───── GIVEN RECORDS ─────

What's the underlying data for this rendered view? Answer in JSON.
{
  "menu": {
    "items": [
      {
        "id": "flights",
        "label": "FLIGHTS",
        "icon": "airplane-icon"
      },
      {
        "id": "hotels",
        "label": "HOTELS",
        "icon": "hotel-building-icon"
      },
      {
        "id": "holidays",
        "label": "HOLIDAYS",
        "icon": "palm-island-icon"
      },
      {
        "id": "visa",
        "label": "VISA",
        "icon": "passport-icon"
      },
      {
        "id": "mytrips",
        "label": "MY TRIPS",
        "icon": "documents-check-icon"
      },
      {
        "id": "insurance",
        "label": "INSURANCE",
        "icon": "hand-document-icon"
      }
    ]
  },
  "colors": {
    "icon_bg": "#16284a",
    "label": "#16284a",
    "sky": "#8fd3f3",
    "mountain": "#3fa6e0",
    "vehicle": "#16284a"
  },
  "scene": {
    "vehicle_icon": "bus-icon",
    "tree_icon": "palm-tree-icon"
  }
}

─────

— SHORT TASK —
Using the listing above, reproduce each line without omission.

— TASK RESULT —
What's the underlying data for this rendered view? Answer in JSON.
{
  "menu": {
    "items": [
      {
        "id": "flights",
        "label": "FLIGHTS",
        "icon": "airplane-icon"
      },
      {
        "id": "hotels",
        "label": "HOTELS",
        "icon": "hotel-building-icon"
      },
      {
        "id": "holidays",
        "label": "HOLIDAYS",
        "icon": "palm-island-icon"
      },
      {
        "id": "visa",
        "label": "VISA",
        "icon": "passport-icon"
      },
      {
        "id": "mytrips",
        "label": "MY TRIPS",
        "icon": "documents-check-icon"
      },
      {
        "id": "insurance",
        "label": "INSURANCE",
        "icon": "hand-document-icon"
      }
    ]
  },
  "colors": {
    "icon_bg": "#16284a",
    "label": "#16284a",
    "sky": "#8fd3f3",
    "mountain": "#3fa6e0",
    "vehicle": "#16284a"
  },
  "scene": {
    "vehicle_icon": "bus-icon",
    "tree_icon": "palm-tree-icon"
  }
}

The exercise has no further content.